> Exercise
Please quote every line word for word.

> Recorded data
▬▬▬
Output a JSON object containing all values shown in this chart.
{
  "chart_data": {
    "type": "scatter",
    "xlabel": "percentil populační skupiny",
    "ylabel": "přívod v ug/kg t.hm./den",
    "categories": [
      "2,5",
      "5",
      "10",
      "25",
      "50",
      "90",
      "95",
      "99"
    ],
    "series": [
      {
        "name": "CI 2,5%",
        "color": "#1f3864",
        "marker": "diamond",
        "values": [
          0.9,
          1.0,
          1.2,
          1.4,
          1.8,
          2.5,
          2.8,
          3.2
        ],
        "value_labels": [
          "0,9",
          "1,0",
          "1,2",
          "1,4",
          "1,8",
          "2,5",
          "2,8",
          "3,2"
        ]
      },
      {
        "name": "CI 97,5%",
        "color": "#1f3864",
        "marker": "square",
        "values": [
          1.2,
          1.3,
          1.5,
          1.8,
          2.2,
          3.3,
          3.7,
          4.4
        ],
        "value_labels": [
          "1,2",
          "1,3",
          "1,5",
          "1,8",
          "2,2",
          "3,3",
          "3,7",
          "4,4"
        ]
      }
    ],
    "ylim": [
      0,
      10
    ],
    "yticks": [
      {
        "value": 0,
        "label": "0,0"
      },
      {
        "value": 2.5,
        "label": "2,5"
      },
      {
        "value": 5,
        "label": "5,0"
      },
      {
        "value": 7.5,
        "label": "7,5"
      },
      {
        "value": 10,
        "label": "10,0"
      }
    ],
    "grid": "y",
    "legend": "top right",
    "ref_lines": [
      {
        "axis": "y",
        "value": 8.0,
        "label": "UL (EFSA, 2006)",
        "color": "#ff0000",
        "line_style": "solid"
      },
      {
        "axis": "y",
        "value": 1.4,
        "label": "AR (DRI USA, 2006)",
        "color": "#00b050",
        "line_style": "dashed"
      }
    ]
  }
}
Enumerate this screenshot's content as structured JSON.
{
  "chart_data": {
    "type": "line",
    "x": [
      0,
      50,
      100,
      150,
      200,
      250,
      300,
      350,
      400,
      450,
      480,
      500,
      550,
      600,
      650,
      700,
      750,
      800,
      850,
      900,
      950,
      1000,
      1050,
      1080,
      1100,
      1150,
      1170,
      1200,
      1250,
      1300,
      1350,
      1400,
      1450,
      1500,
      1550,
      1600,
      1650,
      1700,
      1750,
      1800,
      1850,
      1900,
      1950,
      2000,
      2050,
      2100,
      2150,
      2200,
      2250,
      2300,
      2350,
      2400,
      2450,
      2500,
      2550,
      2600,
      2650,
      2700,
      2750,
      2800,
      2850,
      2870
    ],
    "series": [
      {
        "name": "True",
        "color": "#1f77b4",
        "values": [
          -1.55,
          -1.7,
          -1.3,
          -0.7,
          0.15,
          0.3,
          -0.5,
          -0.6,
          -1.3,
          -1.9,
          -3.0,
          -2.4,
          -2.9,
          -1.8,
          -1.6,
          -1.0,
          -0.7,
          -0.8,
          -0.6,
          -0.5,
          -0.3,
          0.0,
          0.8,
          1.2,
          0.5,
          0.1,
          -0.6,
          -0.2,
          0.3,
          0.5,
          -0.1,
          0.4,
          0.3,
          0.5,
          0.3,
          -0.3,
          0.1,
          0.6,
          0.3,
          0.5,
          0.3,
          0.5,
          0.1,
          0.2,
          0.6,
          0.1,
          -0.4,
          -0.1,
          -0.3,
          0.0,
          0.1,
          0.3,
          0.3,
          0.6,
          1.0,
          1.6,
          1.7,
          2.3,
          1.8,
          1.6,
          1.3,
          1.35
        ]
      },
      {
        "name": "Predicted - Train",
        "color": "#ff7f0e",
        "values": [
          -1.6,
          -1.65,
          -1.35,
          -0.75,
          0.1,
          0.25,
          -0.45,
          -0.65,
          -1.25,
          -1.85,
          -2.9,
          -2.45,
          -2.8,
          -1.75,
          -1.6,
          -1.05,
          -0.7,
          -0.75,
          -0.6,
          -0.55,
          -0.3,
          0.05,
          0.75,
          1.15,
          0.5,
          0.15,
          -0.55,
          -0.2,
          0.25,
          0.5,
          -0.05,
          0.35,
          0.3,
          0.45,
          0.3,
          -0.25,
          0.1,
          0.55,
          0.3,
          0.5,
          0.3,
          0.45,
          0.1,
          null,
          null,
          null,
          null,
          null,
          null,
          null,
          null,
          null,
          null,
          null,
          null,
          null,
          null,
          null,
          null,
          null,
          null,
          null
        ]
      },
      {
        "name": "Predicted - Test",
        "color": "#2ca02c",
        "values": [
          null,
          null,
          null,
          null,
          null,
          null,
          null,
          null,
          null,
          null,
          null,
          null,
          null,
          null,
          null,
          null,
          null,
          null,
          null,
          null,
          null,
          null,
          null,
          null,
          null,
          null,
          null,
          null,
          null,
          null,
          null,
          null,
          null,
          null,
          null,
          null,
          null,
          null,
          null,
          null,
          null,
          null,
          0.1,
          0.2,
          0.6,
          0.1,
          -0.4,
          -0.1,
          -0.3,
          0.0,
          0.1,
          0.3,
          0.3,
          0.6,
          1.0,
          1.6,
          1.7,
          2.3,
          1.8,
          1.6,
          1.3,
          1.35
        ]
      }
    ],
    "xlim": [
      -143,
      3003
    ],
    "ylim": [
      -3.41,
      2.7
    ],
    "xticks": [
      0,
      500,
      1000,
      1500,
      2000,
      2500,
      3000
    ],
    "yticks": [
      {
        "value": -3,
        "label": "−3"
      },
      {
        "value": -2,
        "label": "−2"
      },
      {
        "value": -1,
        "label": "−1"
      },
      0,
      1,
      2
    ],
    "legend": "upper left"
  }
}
▬▬▬
> Task result
Output a JSON object containing all values shown in this chart.
{
  "chart_data": {
    "type": "scatter",
    "xlabel": "percentil populační skupiny",
    "ylabel": "přívod v ug/kg t.hm./den",
    "categories": [
      "2,5",
      "5",
      "10",
      "25",
      "50",
      "90",
      "95",
      "99"
    ],
    "series": [
      {
        "name": "CI 2,5%",
        "color": "#1f3864",
        "marker": "diamond",
        "values": [
          0.9,
          1.0,
          1.2,
          1.4,
          1.8,
          2.5,
          2.8,
          3.2
        ],
        "value_labels": [
          "0,9",
          "1,0",
          "1,2",
          "1,4",
          "1,8",
          "2,5",
          "2,8",
          "3,2"
        ]
      },
      {
        "name": "CI 97,5%",
        "color": "#1f3864",
        "marker": "square",
        "values": [
          1.2,
          1.3,
          1.5,
          1.8,
          2.2,
          3.3,
          3.7,
          4.4
        ],
        "value_labels": [
          "1,2",
          "1,3",
          "1,5",
          "1,8",
          "2,2",
          "3,3",
          "3,7",
          "4,4"
        ]
      }
    ],
    "ylim": [
      0,
      10
    ],
    "yticks": [
      {
        "value": 0,
        "label": "0,0"
      },
      {
        "value": 2.5,
        "label": "2,5"
      },
      {
        "value": 5,
        "label": "5,0"
      },
      {
        "value": 7.5,
        "label": "7,5"
      },
      {
        "value": 10,
        "label": "10,0"
      }
    ],
    "grid": "y",
    "legend": "top right",
    "ref_lines": [
      {
        "axis": "y",
        "value": 8.0,
        "label": "UL (EFSA, 2006)",
        "color": "#ff0000",
        "line_style": "solid"
      },
      {
        "axis": "y",
        "value": 1.4,
        "label": "AR (DRI USA, 2006)",
        "color": "#00b050",
        "line_style": "dashed"
      }
    ]
  }
}
Enumerate this screenshot's content as structured JSON.
{
  "chart_data": {
    "type": "line",
    "x": [
      0,
      50,
      100,
      150,
      200,
      250,
      300,
      350,
      400,
      450,
      480,
      500,
      550,
      600,
      650,
      700,
      750,
      800,
      850,
      900,
      950,
      1000,
      1050,
      1080,
      1100,
      1150,
      1170,
      1200,
      1250,
      1300,
      1350,
      1400,
      1450,
      1500,
      1550,
      1600,
      1650,
      1700,
      1750,
      1800,
      1850,
      1900,
      1950,
      2000,
      2050,
      2100,
      2150,
      2200,
      2250,
      2300,
      2350,
      2400,
      2450,
      2500,
      2550,
      2600,
      2650,
      2700,
      2750,
      2800,
      2850,
      2870
    ],
    "series": [
      {
        "name": "True",
        "color": "#1f77b4",
        "values": [
          -1.55,
          -1.7,
          -1.3,
          -0.7,
          0.15,
          0.3,
          -0.5,
          -0.6,
          -1.3,
          -1.9,
          -3.0,
          -2.4,
          -2.9,
          -1.8,
          -1.6,
          -1.0,
          -0.7,
          -0.8,
          -0.6,
          -0.5,
          -0.3,
          0.0,
          0.8,
          1.2,
          0.5,
          0.1,
          -0.6,
          -0.2,
          0.3,
          0.5,
          -0.1,
          0.4,
          0.3,
          0.5,
          0.3,
          -0.3,
          0.1,
          0.6,
          0.3,
          0.5,
          0.3,
          0.5,
          0.1,
          0.2,
          0.6,
          0.1,
          -0.4,
          -0.1,
          -0.3,
          0.0,
          0.1,
          0.3,
          0.3,
          0.6,
          1.0,
          1.6,
          1.7,
          2.3,
          1.8,
          1.6,
          1.3,
          1.35
        ]
      },
      {
        "name": "Predicted - Train",
        "color": "#ff7f0e",
        "values": [
          -1.6,
          -1.65,
          -1.35,
          -0.75,
          0.1,
          0.25,
          -0.45,
          -0.65,
          -1.25,
          -1.85,
          -2.9,
          -2.45,
          -2.8,
          -1.75,
          -1.6,
          -1.05,
          -0.7,
          -0.75,
          -0.6,
          -0.55,
          -0.3,
          0.05,
          0.75,
          1.15,
          0.5,
          0.15,
          -0.55,
          -0.2,
          0.25,
          0.5,
          -0.05,
          0.35,
          0.3,
          0.45,
          0.3,
          -0.25,
          0.1,
          0.55,
          0.3,
          0.5,
          0.3,
          0.45,
          0.1,
          null,
          null,
          null,
          null,
          null,
          null,
          null,
          null,
          null,
          null,
          null,
          null,
          null,
          null,
          null,
          null,
          null,
          null,
          null
        ]
      },
      {
        "name": "Predicted - Test",
        "color": "#2ca02c",
        "values": [
          null,
          null,
          null,
          null,
          null,
          null,
          null,
          null,
          null,
          null,
          null,
          null,
          null,
          null,
          null,
          null,
          null,
          null,
          null,
          null,
          null,
          null,
          null,
          null,
          null,
          null,
          null,
          null,
          null,
          null,
          null,
          null,
          null,
          null,
          null,
          null,
          null,
          null,
          null,
          null,
          null,
          null,
          0.1,
          0.2,
          0.6,
          0.1,
          -0.4,
          -0.1,
          -0.3,
          0.0,
          0.1,
          0.3,
          0.3,
          0.6,
          1.0,
          1.6,
          1.7,
          2.3,
          1.8,
          1.6,
          1.3,
          1.35
        ]
      }
    ],
    "xlim": [
      -143,
      3003
    ],
    "ylim": [
      -3.41,
      2.7
    ],
    "xticks": [
      0,
      500,
      1000,
      1500,
      2000,
      2500,
      3000
    ],
    "yticks": [
      {
        "value": -3,
        "label": "−3"
      },
      {
        "value": -2,
        "label": "−2"
      },
      {
        "value": -1,
        "label": "−1"
      },
      0,
      1,
      2
    ],
    "legend": "upper left"
  }
}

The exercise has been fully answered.